Challenge
Only the lines holding the string "information" are needed. Copy each one.

Data entries
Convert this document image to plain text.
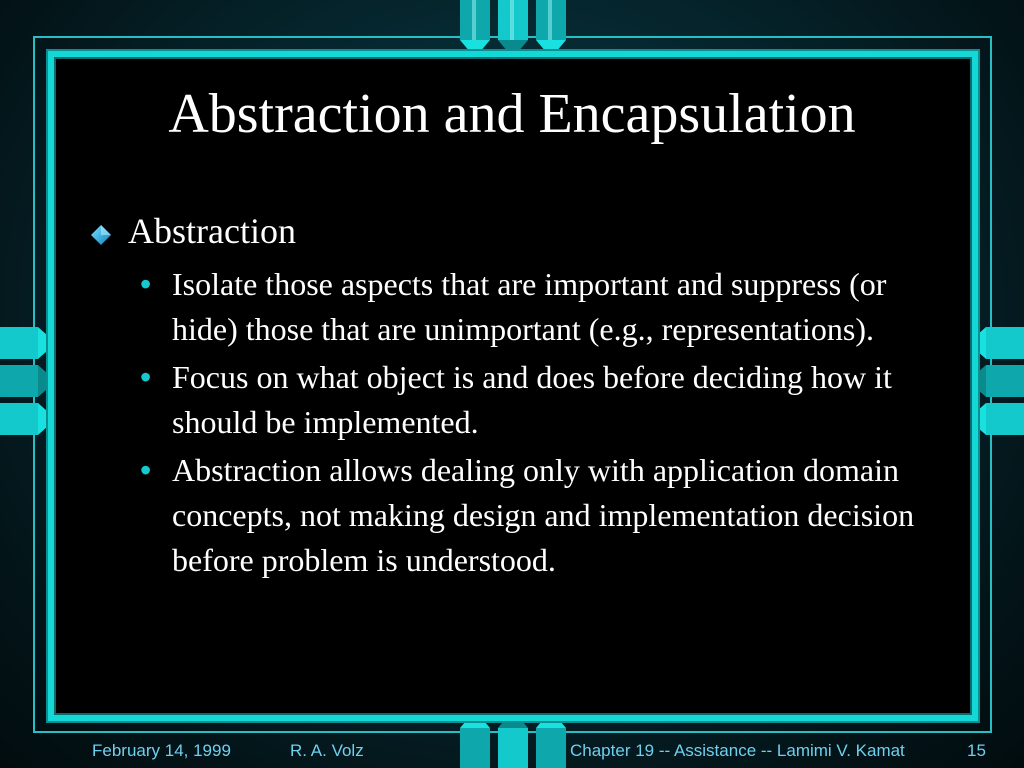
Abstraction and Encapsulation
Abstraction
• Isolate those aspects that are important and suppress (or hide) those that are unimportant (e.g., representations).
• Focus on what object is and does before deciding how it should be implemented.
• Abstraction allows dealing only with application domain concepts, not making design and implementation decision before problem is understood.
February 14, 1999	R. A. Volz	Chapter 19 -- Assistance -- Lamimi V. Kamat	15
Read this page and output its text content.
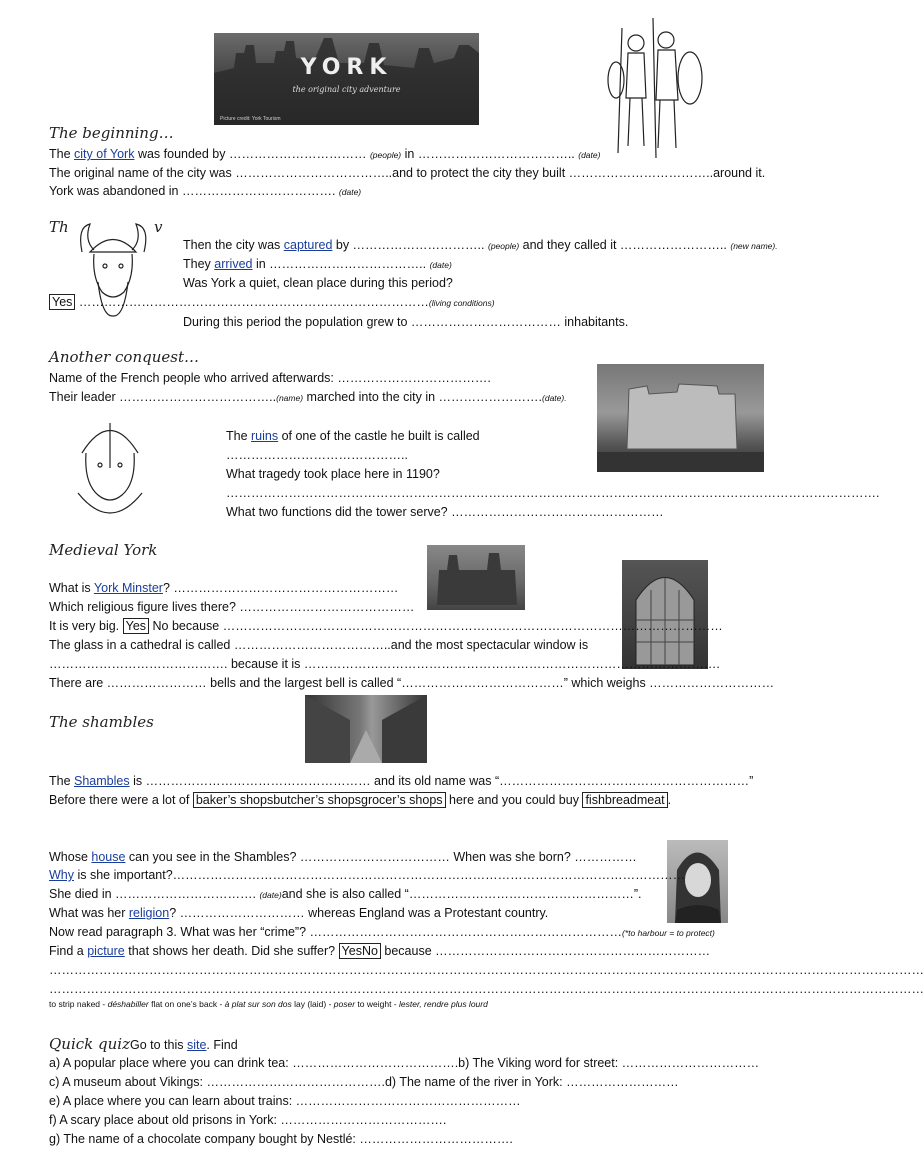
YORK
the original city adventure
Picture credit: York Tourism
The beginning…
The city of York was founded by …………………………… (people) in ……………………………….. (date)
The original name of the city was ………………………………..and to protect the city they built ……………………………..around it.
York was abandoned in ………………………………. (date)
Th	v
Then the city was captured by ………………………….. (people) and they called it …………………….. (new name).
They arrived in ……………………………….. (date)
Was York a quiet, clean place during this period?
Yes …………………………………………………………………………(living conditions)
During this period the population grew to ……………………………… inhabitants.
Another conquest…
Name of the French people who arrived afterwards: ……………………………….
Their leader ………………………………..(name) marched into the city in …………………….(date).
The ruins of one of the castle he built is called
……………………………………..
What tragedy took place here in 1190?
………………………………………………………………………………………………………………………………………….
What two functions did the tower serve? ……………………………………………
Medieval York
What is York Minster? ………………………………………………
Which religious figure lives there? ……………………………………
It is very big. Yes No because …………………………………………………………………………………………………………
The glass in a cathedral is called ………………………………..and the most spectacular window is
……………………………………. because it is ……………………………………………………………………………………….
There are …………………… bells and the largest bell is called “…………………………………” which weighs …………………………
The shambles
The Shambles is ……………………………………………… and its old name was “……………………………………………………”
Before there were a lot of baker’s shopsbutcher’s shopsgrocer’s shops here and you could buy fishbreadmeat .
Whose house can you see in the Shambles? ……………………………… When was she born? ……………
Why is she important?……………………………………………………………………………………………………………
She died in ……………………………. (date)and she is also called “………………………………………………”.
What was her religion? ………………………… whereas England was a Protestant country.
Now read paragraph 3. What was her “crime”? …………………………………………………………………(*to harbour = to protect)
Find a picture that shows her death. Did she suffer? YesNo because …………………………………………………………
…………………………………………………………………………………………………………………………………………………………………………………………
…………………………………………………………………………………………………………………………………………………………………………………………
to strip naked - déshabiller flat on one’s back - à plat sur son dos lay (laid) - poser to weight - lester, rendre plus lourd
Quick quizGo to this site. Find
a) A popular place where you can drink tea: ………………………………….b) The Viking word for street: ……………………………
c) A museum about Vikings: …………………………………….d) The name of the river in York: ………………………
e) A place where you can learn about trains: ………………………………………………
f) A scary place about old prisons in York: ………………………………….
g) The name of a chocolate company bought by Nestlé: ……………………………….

==

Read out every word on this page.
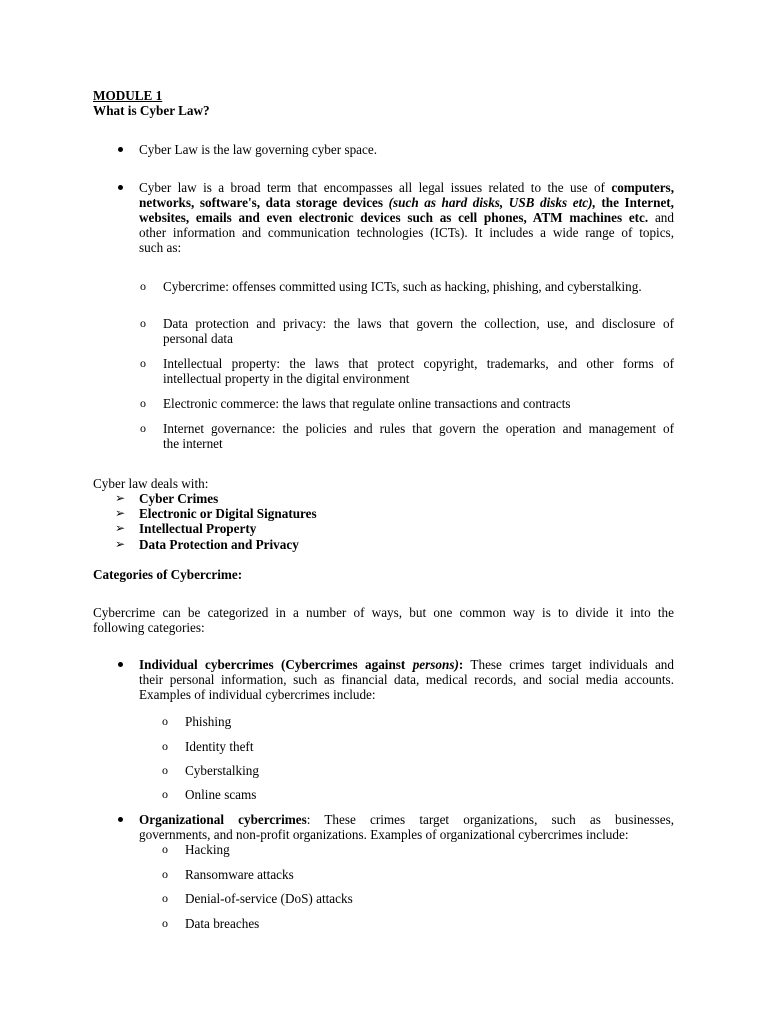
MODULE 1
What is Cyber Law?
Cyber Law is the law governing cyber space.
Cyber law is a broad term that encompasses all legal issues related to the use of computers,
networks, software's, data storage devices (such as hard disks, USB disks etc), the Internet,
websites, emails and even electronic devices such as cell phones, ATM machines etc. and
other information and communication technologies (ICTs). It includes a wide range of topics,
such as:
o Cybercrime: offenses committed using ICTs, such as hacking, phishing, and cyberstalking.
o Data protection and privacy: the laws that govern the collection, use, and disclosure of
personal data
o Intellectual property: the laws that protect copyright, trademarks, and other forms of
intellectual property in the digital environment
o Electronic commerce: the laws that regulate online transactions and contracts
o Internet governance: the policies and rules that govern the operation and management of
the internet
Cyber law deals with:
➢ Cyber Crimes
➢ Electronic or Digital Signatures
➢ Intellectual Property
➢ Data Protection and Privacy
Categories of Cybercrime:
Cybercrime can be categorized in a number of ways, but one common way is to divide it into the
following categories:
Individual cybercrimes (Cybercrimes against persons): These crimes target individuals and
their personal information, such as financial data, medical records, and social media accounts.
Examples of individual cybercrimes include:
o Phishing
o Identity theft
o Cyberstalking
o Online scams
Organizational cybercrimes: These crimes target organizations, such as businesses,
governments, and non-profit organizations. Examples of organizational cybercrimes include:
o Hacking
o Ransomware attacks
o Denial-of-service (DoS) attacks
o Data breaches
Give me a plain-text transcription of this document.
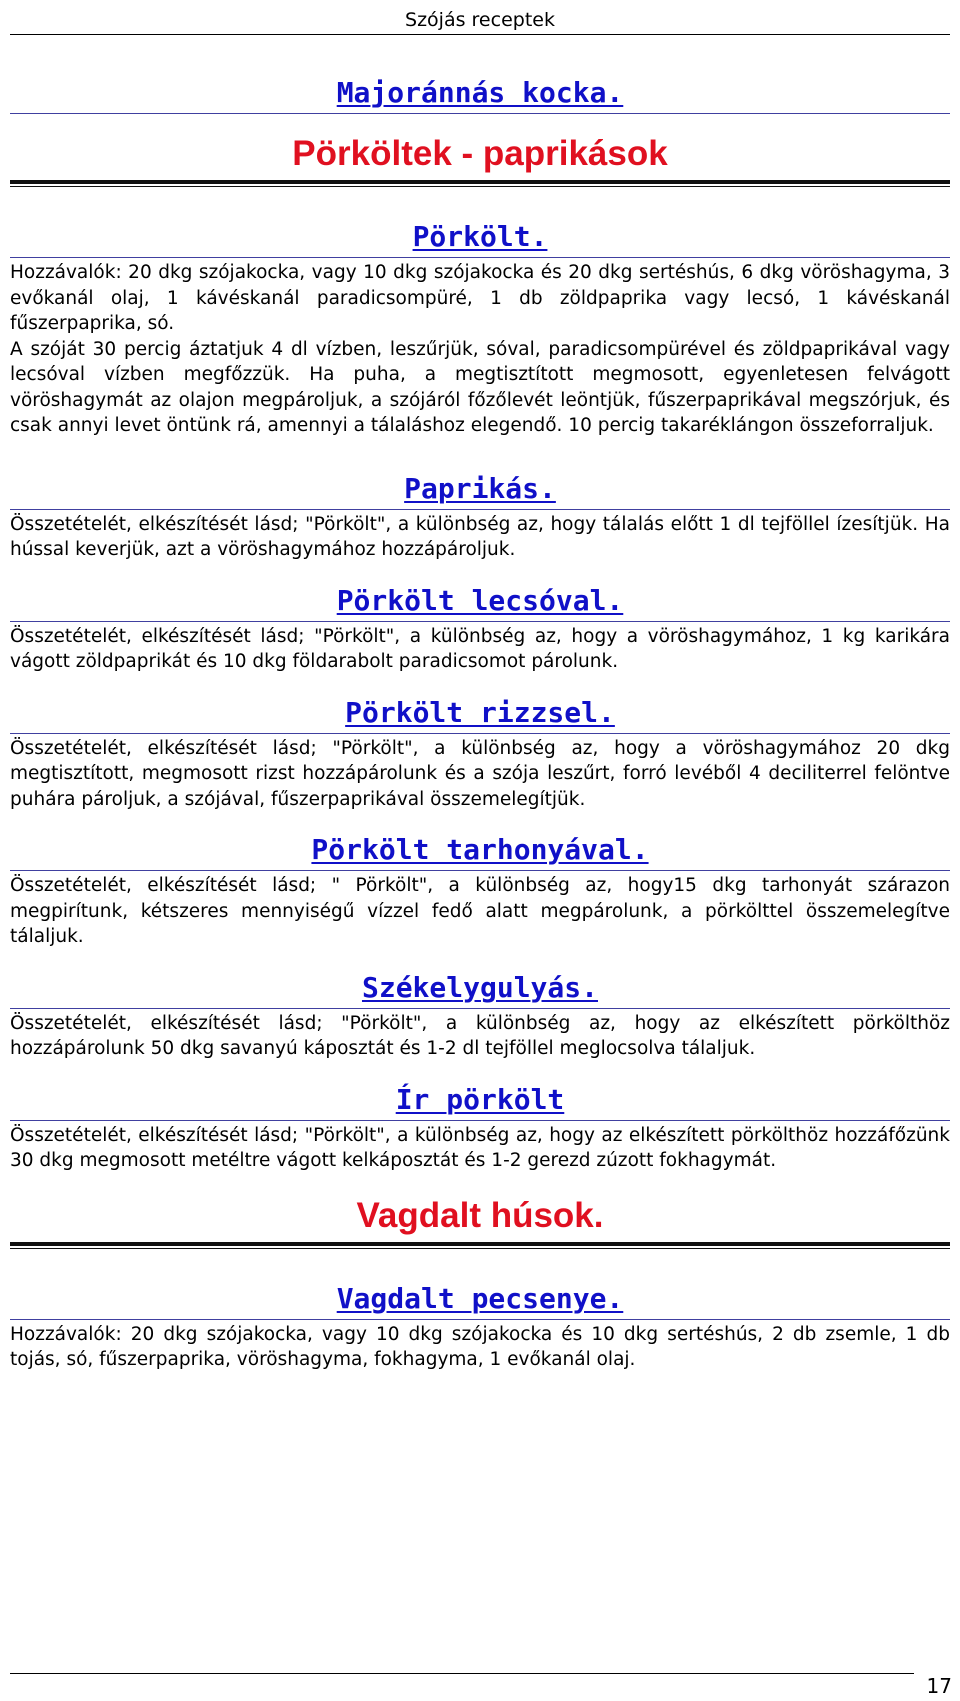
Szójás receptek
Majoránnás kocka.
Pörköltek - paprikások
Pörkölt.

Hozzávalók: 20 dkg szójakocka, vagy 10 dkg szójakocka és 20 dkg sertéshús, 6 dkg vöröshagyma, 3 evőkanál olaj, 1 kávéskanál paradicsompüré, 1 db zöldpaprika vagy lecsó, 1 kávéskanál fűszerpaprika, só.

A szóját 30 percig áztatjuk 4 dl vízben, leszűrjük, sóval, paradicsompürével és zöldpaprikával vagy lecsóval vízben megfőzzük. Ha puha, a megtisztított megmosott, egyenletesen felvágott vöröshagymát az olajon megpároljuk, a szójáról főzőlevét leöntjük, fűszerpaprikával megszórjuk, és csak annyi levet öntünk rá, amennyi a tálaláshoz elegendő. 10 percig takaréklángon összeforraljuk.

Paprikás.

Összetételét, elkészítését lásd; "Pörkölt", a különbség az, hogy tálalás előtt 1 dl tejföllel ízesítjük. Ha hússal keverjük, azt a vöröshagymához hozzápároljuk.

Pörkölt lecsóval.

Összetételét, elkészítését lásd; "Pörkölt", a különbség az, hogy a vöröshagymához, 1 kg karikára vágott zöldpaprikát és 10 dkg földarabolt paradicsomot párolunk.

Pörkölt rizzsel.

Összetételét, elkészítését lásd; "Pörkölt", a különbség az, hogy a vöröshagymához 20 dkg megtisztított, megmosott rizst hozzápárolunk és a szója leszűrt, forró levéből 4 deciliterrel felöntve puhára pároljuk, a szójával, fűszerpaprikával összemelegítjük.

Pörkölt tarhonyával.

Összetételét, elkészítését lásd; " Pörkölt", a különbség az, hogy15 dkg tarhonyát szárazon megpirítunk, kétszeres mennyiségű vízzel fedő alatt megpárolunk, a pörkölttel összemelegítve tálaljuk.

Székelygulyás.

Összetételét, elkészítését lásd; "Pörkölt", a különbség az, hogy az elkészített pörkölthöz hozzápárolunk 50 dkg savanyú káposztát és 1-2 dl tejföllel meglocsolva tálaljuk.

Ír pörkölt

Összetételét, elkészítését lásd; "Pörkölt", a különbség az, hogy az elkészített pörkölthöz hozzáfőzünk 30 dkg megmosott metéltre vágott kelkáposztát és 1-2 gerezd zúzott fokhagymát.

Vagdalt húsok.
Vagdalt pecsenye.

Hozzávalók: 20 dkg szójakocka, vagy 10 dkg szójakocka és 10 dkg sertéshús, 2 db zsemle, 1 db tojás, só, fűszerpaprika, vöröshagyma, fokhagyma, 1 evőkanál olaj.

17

Finished answer
other information and communication technologies (ICTs). It includes a wide range of topics,
their personal information, such as financial data, medical records, and social media accounts.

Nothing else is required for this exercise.